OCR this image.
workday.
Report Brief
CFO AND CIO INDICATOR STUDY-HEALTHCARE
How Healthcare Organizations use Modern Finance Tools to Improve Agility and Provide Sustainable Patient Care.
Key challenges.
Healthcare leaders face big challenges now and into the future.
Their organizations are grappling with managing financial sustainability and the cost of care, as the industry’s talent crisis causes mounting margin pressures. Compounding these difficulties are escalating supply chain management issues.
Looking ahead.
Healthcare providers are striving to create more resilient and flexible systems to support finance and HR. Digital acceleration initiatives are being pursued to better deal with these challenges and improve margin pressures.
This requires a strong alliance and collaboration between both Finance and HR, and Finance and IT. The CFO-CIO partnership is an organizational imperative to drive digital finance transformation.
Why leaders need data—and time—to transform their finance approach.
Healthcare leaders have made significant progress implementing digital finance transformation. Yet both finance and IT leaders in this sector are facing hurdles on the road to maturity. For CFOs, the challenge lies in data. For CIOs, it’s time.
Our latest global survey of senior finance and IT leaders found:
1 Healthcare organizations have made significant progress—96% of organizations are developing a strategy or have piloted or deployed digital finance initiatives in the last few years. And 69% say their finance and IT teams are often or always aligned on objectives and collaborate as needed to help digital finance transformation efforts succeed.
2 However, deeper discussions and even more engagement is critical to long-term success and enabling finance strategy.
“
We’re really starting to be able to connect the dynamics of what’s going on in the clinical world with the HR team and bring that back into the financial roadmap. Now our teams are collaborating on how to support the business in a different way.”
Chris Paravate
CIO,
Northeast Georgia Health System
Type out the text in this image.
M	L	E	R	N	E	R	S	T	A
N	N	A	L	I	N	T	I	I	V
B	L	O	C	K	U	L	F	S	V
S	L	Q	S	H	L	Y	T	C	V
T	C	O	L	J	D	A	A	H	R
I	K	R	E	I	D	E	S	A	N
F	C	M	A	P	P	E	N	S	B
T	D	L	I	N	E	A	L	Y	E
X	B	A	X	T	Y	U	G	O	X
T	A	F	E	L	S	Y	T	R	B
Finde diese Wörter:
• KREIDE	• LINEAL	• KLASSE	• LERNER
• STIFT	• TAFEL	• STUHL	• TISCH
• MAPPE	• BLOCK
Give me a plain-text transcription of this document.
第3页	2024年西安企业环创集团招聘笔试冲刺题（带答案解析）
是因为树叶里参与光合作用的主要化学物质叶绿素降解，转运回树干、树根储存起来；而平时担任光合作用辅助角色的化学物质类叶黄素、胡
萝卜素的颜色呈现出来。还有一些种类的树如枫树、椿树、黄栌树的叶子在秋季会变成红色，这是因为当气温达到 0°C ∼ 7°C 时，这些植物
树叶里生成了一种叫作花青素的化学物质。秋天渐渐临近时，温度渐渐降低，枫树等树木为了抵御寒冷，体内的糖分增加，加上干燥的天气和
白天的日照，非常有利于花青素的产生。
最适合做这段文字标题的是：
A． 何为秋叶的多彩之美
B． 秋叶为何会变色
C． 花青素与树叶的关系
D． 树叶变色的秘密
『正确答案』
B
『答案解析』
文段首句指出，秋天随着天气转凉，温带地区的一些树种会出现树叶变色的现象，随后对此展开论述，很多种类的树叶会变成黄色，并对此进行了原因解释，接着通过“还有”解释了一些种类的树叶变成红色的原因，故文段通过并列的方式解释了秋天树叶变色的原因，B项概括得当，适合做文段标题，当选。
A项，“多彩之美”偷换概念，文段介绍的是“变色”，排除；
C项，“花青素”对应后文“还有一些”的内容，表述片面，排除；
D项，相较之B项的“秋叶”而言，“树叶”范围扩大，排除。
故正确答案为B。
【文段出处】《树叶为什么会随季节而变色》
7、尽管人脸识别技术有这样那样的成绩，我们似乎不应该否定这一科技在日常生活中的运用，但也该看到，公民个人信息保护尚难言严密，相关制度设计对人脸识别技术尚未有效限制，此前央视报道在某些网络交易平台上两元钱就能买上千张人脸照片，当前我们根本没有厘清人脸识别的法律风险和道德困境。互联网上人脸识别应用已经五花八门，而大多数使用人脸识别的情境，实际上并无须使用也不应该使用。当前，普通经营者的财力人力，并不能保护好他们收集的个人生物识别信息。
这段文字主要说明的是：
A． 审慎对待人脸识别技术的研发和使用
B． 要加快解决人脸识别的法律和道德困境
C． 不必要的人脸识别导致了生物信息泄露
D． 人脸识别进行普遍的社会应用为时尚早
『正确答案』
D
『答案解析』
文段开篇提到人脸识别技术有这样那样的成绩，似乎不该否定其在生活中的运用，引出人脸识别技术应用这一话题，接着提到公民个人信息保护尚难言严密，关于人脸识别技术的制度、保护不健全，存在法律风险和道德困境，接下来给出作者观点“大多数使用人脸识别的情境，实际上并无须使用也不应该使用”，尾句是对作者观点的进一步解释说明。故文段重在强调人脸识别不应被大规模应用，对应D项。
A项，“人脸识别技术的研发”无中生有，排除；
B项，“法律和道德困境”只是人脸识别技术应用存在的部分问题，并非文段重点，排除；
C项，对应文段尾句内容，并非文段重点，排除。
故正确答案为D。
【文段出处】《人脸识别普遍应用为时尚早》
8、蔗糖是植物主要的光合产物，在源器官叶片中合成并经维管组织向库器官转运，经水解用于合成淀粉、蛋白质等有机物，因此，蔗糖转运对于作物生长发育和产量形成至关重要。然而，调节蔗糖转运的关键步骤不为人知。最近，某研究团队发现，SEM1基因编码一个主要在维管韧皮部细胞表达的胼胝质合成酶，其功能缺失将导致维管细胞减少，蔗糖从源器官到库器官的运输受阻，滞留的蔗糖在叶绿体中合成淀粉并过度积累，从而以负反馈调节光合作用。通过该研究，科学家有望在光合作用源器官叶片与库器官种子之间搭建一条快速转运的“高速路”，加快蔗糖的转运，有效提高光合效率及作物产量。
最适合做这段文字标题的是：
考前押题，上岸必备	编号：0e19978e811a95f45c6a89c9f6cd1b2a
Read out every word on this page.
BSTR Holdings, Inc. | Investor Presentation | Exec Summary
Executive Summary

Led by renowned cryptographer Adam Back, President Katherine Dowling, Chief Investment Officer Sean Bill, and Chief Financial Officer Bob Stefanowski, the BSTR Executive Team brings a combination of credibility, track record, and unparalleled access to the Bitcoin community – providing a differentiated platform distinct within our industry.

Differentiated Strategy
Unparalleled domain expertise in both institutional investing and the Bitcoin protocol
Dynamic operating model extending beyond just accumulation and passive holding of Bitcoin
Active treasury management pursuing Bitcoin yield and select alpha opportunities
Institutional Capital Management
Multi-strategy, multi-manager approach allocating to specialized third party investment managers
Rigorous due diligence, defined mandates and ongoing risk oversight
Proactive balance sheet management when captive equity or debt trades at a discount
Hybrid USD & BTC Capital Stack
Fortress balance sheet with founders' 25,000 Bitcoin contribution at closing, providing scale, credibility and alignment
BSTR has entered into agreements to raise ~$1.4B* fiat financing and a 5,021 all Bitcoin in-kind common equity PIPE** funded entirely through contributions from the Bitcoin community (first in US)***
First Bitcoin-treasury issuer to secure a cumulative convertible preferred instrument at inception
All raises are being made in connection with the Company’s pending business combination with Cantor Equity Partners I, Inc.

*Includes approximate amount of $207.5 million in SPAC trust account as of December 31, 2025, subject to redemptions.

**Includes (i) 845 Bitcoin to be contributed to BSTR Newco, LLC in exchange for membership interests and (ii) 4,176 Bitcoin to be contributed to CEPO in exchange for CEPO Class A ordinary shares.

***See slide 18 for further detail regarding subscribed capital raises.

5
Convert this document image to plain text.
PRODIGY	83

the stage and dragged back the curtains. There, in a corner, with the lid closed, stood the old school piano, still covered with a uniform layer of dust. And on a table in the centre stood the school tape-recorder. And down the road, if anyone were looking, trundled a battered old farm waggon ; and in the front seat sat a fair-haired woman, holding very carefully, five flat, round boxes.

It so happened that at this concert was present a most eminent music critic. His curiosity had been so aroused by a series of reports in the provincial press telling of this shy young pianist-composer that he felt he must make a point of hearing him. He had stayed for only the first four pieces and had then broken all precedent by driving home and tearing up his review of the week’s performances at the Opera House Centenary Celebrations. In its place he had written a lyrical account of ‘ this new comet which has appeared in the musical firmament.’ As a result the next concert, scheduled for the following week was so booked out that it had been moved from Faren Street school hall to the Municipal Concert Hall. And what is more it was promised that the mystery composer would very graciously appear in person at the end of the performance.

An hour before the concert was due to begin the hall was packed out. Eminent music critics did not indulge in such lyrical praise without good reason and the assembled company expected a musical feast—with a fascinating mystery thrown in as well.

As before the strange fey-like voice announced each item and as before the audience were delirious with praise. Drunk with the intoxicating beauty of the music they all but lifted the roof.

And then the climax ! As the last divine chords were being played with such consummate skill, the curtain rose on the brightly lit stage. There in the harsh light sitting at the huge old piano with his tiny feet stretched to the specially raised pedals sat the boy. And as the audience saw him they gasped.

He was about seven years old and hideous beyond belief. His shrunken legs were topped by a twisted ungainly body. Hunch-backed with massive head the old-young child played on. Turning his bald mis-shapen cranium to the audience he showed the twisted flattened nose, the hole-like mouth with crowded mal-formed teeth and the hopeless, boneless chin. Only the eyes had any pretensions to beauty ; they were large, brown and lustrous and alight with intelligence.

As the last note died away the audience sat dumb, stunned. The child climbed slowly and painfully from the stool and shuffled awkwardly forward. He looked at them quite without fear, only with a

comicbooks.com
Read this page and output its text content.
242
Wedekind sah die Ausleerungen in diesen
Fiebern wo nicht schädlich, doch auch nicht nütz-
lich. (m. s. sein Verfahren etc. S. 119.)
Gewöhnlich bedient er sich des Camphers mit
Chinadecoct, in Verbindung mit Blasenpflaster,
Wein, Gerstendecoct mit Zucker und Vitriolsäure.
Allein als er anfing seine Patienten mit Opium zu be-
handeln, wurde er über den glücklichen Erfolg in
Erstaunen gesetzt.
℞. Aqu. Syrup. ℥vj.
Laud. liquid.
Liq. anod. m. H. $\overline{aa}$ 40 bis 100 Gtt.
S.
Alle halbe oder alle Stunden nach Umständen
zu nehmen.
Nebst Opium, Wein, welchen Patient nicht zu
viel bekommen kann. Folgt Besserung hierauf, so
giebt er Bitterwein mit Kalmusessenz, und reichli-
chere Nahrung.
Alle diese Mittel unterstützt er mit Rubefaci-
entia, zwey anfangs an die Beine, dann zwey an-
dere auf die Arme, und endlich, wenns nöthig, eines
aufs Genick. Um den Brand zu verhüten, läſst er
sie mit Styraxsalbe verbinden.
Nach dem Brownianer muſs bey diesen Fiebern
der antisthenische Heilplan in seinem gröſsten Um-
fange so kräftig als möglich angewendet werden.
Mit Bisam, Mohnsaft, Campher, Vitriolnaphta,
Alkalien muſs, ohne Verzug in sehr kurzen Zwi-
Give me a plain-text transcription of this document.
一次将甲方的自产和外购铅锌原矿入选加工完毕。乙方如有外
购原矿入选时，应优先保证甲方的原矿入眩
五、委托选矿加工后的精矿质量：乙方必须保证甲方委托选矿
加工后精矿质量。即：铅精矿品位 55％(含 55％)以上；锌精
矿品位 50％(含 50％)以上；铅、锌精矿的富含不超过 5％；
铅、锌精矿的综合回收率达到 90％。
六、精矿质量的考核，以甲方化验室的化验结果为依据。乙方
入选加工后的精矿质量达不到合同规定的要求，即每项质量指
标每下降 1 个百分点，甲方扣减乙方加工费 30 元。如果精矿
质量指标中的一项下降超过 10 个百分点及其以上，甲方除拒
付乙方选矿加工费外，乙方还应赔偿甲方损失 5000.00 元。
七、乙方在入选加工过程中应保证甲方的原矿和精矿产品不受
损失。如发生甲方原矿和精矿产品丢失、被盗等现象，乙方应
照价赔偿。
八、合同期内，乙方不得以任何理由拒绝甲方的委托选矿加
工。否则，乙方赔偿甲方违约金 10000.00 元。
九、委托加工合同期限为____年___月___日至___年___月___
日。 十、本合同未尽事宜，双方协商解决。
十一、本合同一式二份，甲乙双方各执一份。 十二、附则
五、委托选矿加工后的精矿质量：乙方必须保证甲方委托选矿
++++++++++++++++++++
Work required: Your task is to transcribe the line containing "Read this page and output its text content." and every line after it, through the last line of the data, exactly as written and with nothing more.

Correct answer:
Read this page and output its text content.
242
Wedekind sah die Ausleerungen in diesen
Fiebern wo nicht schädlich, doch auch nicht nütz-
lich. (m. s. sein Verfahren etc. S. 119.)
Gewöhnlich bedient er sich des Camphers mit
Chinadecoct, in Verbindung mit Blasenpflaster,
Wein, Gerstendecoct mit Zucker und Vitriolsäure.
Allein als er anfing seine Patienten mit Opium zu be-
handeln, wurde er über den glücklichen Erfolg in
Erstaunen gesetzt.
℞. Aqu. Syrup. ℥vj.
Laud. liquid.
Liq. anod. m. H. $\overline{aa}$ 40 bis 100 Gtt.
S.
Alle halbe oder alle Stunden nach Umständen
zu nehmen.
Nebst Opium, Wein, welchen Patient nicht zu
viel bekommen kann. Folgt Besserung hierauf, so
giebt er Bitterwein mit Kalmusessenz, und reichli-
chere Nahrung.
Alle diese Mittel unterstützt er mit Rubefaci-
entia, zwey anfangs an die Beine, dann zwey an-
dere auf die Arme, und endlich, wenns nöthig, eines
aufs Genick. Um den Brand zu verhüten, läſst er
sie mit Styraxsalbe verbinden.
Nach dem Brownianer muſs bey diesen Fiebern
der antisthenische Heilplan in seinem gröſsten Um-
fange so kräftig als möglich angewendet werden.
Mit Bisam, Mohnsaft, Campher, Vitriolnaphta,
Alkalien muſs, ohne Verzug in sehr kurzen Zwi-
Give me a plain-text transcription of this document.
一次将甲方的自产和外购铅锌原矿入选加工完毕。乙方如有外
购原矿入选时，应优先保证甲方的原矿入眩
五、委托选矿加工后的精矿质量：乙方必须保证甲方委托选矿
加工后精矿质量。即：铅精矿品位 55％(含 55％)以上；锌精
矿品位 50％(含 50％)以上；铅、锌精矿的富含不超过 5％；
铅、锌精矿的综合回收率达到 90％。
六、精矿质量的考核，以甲方化验室的化验结果为依据。乙方
入选加工后的精矿质量达不到合同规定的要求，即每项质量指
标每下降 1 个百分点，甲方扣减乙方加工费 30 元。如果精矿
质量指标中的一项下降超过 10 个百分点及其以上，甲方除拒
付乙方选矿加工费外，乙方还应赔偿甲方损失 5000.00 元。
七、乙方在入选加工过程中应保证甲方的原矿和精矿产品不受
损失。如发生甲方原矿和精矿产品丢失、被盗等现象，乙方应
照价赔偿。
八、合同期内，乙方不得以任何理由拒绝甲方的委托选矿加
工。否则，乙方赔偿甲方违约金 10000.00 元。
九、委托加工合同期限为____年___月___日至___年___月___
日。 十、本合同未尽事宜，双方协商解决。
十一、本合同一式二份，甲乙双方各执一份。 十二、附则
五、委托选矿加工后的精矿质量：乙方必须保证甲方委托选矿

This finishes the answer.